Tally the lines that contain the string "arXiv" and state that total without comment.
===== EXERCISE INPUTS =====
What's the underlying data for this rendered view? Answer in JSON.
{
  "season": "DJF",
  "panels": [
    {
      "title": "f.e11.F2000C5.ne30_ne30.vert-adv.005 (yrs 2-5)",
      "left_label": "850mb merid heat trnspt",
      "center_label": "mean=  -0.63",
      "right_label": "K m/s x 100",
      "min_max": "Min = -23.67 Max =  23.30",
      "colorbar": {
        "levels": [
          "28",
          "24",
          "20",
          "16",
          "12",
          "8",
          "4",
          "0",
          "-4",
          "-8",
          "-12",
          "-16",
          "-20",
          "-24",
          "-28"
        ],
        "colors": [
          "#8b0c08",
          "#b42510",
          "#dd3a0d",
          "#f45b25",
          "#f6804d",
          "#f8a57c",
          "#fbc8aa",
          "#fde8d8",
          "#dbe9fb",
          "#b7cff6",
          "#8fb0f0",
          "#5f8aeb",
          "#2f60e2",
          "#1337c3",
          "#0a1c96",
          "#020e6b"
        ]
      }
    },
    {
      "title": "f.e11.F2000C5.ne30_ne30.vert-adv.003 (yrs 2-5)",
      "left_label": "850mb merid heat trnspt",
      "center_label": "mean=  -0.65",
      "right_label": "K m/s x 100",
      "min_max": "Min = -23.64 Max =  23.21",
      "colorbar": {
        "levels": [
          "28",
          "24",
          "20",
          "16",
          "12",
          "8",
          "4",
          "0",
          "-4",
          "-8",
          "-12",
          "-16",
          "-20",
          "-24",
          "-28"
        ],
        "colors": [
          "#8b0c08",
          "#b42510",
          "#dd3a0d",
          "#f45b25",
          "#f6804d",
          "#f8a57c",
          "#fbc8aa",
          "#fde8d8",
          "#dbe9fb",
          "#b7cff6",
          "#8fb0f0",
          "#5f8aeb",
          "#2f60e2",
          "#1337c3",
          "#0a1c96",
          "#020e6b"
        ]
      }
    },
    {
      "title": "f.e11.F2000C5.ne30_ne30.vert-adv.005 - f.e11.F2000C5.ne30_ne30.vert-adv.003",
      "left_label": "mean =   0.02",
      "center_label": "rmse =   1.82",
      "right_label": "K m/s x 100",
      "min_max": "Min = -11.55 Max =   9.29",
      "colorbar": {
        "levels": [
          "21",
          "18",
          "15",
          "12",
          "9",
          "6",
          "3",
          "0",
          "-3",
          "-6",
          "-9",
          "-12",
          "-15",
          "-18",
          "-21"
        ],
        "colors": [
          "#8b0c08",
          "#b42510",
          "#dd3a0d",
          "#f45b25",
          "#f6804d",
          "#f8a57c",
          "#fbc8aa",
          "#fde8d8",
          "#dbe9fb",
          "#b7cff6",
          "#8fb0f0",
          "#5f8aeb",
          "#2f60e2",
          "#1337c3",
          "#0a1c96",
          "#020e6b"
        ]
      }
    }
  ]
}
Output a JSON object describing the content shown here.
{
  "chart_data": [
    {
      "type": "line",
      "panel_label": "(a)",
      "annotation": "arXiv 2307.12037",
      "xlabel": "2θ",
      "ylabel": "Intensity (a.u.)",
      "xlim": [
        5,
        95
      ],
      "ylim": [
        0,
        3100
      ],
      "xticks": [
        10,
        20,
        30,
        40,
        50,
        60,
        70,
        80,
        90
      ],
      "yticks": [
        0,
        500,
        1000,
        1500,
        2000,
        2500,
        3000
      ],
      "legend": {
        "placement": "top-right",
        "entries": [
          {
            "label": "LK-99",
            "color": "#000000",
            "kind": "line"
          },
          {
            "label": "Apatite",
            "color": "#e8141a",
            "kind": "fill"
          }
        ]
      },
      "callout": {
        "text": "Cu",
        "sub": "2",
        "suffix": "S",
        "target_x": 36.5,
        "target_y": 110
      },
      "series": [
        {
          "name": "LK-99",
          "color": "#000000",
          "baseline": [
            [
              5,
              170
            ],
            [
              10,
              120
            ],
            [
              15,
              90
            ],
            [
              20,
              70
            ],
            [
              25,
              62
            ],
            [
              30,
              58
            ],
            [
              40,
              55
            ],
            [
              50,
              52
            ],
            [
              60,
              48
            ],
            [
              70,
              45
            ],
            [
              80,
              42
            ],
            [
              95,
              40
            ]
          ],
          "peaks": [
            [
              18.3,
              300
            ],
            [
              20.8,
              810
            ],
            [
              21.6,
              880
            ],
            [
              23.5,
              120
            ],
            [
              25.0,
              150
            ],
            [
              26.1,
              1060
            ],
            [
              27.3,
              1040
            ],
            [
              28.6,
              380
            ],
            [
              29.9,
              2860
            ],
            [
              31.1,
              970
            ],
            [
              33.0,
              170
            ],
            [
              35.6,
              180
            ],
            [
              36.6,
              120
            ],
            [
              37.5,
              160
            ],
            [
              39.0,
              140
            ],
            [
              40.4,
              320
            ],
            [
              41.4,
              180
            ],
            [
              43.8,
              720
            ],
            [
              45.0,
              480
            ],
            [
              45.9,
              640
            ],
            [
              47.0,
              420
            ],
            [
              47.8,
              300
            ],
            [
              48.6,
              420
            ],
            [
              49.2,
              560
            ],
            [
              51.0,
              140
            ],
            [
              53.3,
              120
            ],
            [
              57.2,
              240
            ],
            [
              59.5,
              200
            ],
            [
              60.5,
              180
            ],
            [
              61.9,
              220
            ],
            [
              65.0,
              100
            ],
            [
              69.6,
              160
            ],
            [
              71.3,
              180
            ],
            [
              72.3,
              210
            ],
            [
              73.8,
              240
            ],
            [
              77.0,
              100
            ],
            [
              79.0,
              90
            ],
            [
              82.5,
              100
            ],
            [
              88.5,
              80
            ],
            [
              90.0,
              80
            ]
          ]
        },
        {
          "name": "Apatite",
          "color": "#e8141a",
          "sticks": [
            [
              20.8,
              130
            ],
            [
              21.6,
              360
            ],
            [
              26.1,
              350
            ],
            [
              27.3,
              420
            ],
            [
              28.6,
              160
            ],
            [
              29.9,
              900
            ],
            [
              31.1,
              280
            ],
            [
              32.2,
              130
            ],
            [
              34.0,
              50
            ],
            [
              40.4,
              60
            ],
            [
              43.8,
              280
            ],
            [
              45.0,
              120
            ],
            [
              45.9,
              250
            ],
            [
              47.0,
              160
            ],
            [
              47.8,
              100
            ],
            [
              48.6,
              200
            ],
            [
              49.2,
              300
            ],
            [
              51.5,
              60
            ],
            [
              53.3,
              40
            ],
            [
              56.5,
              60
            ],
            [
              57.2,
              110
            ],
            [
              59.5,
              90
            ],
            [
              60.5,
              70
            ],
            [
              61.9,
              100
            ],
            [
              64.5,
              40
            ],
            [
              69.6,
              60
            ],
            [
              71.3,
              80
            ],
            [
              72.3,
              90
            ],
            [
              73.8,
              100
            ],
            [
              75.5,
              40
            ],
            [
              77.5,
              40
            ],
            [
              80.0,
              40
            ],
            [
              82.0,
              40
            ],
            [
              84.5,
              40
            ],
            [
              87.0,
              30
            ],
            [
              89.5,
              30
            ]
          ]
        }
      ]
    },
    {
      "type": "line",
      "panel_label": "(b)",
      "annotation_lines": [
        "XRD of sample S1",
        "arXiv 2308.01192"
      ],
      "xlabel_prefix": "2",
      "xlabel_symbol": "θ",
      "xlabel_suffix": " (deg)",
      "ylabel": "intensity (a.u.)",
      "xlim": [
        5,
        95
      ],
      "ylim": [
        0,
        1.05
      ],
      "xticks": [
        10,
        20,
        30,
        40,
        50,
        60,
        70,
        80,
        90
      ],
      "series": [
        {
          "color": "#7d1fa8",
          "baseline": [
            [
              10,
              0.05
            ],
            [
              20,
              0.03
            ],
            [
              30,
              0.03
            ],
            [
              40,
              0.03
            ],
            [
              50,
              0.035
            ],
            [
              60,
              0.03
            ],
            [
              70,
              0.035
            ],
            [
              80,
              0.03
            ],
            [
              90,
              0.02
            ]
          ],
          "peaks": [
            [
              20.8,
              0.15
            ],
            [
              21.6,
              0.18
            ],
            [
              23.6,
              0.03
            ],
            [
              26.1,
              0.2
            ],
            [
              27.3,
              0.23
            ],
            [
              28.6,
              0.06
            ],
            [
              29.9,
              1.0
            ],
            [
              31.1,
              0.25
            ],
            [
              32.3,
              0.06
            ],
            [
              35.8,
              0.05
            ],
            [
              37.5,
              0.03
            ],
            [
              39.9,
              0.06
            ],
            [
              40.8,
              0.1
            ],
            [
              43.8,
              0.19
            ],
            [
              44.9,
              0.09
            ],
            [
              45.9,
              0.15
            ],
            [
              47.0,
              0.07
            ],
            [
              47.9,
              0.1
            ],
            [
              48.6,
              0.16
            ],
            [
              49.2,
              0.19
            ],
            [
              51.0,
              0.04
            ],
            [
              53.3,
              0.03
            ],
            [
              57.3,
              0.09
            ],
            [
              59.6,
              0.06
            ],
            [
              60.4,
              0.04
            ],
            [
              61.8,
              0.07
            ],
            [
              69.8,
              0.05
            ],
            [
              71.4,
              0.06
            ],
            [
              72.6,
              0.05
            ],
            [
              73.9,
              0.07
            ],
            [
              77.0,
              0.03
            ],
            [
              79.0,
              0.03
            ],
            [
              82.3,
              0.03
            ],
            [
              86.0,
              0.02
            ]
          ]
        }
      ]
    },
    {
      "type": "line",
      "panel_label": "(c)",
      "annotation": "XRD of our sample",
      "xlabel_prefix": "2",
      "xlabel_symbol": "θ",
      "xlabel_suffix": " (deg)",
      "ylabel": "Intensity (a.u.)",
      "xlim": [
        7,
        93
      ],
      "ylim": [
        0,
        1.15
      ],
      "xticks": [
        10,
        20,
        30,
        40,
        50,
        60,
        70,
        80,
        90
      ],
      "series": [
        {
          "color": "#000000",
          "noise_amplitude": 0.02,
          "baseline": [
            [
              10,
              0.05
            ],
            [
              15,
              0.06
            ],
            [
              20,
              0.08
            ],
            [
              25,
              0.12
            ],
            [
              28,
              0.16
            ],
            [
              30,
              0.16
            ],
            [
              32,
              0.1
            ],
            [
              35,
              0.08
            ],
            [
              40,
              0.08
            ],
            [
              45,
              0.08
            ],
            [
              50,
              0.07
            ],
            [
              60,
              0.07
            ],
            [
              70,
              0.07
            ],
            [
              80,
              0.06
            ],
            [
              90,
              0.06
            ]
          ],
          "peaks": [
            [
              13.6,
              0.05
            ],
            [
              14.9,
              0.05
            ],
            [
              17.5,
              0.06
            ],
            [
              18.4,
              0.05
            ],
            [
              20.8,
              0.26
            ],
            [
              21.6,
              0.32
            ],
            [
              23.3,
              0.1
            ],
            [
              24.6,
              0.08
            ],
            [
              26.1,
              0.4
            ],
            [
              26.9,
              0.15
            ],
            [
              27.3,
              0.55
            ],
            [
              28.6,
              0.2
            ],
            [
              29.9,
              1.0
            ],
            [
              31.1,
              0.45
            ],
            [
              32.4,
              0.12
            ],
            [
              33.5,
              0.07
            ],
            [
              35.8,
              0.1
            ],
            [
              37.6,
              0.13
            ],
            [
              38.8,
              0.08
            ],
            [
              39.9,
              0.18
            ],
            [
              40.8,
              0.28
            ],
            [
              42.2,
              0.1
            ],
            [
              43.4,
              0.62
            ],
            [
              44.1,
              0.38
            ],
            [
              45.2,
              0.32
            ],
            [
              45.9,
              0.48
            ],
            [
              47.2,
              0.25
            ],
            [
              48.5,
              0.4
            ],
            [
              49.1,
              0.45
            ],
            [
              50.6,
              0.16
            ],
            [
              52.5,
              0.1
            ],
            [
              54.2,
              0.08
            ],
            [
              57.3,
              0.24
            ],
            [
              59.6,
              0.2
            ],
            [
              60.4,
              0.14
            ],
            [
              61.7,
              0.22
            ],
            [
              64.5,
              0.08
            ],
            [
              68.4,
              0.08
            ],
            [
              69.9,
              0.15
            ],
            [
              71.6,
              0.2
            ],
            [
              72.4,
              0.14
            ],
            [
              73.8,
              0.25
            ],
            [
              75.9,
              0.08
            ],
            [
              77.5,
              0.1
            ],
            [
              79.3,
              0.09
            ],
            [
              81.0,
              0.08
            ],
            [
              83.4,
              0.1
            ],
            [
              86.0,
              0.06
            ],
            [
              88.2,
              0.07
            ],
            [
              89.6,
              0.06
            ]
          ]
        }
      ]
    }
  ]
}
=====
RESULT FOR THIS EXERCISE => 2